Entries from a dataset:
----
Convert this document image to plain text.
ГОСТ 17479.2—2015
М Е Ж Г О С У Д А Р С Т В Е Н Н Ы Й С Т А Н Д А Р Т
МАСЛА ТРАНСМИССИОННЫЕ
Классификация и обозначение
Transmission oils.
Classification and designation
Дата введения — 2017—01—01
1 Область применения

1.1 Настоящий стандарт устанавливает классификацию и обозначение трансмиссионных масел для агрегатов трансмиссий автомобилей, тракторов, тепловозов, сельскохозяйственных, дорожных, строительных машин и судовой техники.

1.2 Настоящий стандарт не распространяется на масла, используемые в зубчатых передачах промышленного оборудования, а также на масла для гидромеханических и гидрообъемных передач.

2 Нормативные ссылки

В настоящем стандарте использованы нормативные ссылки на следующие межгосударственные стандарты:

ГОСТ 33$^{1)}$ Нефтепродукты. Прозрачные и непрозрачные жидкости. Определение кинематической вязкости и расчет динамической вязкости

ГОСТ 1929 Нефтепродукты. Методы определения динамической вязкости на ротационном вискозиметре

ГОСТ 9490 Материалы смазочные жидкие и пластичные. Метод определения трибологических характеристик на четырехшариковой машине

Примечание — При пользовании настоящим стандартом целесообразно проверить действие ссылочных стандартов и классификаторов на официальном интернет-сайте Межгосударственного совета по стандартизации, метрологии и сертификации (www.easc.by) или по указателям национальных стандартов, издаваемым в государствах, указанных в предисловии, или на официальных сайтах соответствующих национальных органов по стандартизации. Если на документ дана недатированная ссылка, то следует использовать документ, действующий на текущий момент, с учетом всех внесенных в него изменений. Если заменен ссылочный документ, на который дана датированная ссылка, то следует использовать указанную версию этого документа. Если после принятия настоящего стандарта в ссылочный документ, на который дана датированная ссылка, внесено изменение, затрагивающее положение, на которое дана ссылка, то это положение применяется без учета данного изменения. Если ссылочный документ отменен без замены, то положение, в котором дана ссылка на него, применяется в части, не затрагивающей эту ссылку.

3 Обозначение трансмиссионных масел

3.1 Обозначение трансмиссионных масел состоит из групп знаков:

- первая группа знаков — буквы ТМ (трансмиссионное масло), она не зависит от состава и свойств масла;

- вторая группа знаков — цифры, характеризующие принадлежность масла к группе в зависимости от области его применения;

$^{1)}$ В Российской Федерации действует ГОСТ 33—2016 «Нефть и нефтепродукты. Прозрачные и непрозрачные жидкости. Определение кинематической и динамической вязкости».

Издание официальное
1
----
GIVEN EXERCISE:
Write out the full set of records exactly as given.

COMPLETE RESPONSE:
Convert this document image to plain text.
ГОСТ 17479.2—2015
М Е Ж Г О С У Д А Р С Т В Е Н Н Ы Й С Т А Н Д А Р Т
МАСЛА ТРАНСМИССИОННЫЕ
Классификация и обозначение
Transmission oils.
Classification and designation
Дата введения — 2017—01—01
1 Область применения

1.1 Настоящий стандарт устанавливает классификацию и обозначение трансмиссионных масел для агрегатов трансмиссий автомобилей, тракторов, тепловозов, сельскохозяйственных, дорожных, строительных машин и судовой техники.

1.2 Настоящий стандарт не распространяется на масла, используемые в зубчатых передачах промышленного оборудования, а также на масла для гидромеханических и гидрообъемных передач.

2 Нормативные ссылки

В настоящем стандарте использованы нормативные ссылки на следующие межгосударственные стандарты:

ГОСТ 33$^{1)}$ Нефтепродукты. Прозрачные и непрозрачные жидкости. Определение кинематической вязкости и расчет динамической вязкости

ГОСТ 1929 Нефтепродукты. Методы определения динамической вязкости на ротационном вискозиметре

ГОСТ 9490 Материалы смазочные жидкие и пластичные. Метод определения трибологических характеристик на четырехшариковой машине

Примечание — При пользовании настоящим стандартом целесообразно проверить действие ссылочных стандартов и классификаторов на официальном интернет-сайте Межгосударственного совета по стандартизации, метрологии и сертификации (www.easc.by) или по указателям национальных стандартов, издаваемым в государствах, указанных в предисловии, или на официальных сайтах соответствующих национальных органов по стандартизации. Если на документ дана недатированная ссылка, то следует использовать документ, действующий на текущий момент, с учетом всех внесенных в него изменений. Если заменен ссылочный документ, на который дана датированная ссылка, то следует использовать указанную версию этого документа. Если после принятия настоящего стандарта в ссылочный документ, на который дана датированная ссылка, внесено изменение, затрагивающее положение, на которое дана ссылка, то это положение применяется без учета данного изменения. Если ссылочный документ отменен без замены, то положение, в котором дана ссылка на него, применяется в части, не затрагивающей эту ссылку.

3 Обозначение трансмиссионных масел

3.1 Обозначение трансмиссионных масел состоит из групп знаков:

- первая группа знаков — буквы ТМ (трансмиссионное масло), она не зависит от состава и свойств масла;

- вторая группа знаков — цифры, характеризующие принадлежность масла к группе в зависимости от области его применения;

$^{1)}$ В Российской Федерации действует ГОСТ 33—2016 «Нефть и нефтепродукты. Прозрачные и непрозрачные жидкости. Определение кинематической и динамической вязкости».

Издание официальное
1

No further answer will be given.